Every entry must be given again exactly.

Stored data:
--- begin ---
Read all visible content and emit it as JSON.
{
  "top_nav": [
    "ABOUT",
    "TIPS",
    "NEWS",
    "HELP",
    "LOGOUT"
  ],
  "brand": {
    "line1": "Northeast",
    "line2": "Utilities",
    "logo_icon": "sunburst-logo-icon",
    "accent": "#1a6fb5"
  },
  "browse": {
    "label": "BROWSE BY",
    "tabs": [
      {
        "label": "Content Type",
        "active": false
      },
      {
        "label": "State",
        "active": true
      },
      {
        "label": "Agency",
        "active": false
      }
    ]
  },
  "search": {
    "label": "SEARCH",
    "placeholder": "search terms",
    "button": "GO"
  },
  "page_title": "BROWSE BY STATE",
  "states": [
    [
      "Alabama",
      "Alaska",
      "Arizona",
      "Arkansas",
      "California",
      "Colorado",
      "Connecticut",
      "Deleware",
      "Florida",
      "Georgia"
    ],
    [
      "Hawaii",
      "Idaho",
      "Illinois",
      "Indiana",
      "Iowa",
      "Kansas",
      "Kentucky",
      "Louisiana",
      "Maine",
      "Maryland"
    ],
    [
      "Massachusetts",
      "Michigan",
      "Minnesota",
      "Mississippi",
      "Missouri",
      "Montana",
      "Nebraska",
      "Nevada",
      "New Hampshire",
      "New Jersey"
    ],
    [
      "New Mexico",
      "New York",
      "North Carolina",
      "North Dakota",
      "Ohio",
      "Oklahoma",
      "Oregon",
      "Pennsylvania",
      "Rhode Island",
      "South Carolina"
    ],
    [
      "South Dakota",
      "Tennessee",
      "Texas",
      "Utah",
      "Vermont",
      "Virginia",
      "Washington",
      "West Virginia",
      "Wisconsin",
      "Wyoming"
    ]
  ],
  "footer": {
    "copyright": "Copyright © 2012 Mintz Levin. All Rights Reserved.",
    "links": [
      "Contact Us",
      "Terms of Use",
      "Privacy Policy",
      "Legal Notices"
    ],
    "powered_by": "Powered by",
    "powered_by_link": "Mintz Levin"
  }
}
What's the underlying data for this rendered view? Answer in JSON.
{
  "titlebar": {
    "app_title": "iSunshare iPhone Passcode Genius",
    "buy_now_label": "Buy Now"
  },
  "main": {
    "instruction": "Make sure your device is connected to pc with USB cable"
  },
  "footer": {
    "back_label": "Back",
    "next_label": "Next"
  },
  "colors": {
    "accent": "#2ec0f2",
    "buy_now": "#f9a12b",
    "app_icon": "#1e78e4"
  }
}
--- end ---
# Problem solution
Read all visible content and emit it as JSON.
{
  "top_nav": [
    "ABOUT",
    "TIPS",
    "NEWS",
    "HELP",
    "LOGOUT"
  ],
  "brand": {
    "line1": "Northeast",
    "line2": "Utilities",
    "logo_icon": "sunburst-logo-icon",
    "accent": "#1a6fb5"
  },
  "browse": {
    "label": "BROWSE BY",
    "tabs": [
      {
        "label": "Content Type",
        "active": false
      },
      {
        "label": "State",
        "active": true
      },
      {
        "label": "Agency",
        "active": false
      }
    ]
  },
  "search": {
    "label": "SEARCH",
    "placeholder": "search terms",
    "button": "GO"
  },
  "page_title": "BROWSE BY STATE",
  "states": [
    [
      "Alabama",
      "Alaska",
      "Arizona",
      "Arkansas",
      "California",
      "Colorado",
      "Connecticut",
      "Deleware",
      "Florida",
      "Georgia"
    ],
    [
      "Hawaii",
      "Idaho",
      "Illinois",
      "Indiana",
      "Iowa",
      "Kansas",
      "Kentucky",
      "Louisiana",
      "Maine",
      "Maryland"
    ],
    [
      "Massachusetts",
      "Michigan",
      "Minnesota",
      "Mississippi",
      "Missouri",
      "Montana",
      "Nebraska",
      "Nevada",
      "New Hampshire",
      "New Jersey"
    ],
    [
      "New Mexico",
      "New York",
      "North Carolina",
      "North Dakota",
      "Ohio",
      "Oklahoma",
      "Oregon",
      "Pennsylvania",
      "Rhode Island",
      "South Carolina"
    ],
    [
      "South Dakota",
      "Tennessee",
      "Texas",
      "Utah",
      "Vermont",
      "Virginia",
      "Washington",
      "West Virginia",
      "Wisconsin",
      "Wyoming"
    ]
  ],
  "footer": {
    "copyright": "Copyright © 2012 Mintz Levin. All Rights Reserved.",
    "links": [
      "Contact Us",
      "Terms of Use",
      "Privacy Policy",
      "Legal Notices"
    ],
    "powered_by": "Powered by",
    "powered_by_link": "Mintz Levin"
  }
}
What's the underlying data for this rendered view? Answer in JSON.
{
  "titlebar": {
    "app_title": "iSunshare iPhone Passcode Genius",
    "buy_now_label": "Buy Now"
  },
  "main": {
    "instruction": "Make sure your device is connected to pc with USB cable"
  },
  "footer": {
    "back_label": "Back",
    "next_label": "Next"
  },
  "colors": {
    "accent": "#2ec0f2",
    "buy_now": "#f9a12b",
    "app_icon": "#1e78e4"
  }
}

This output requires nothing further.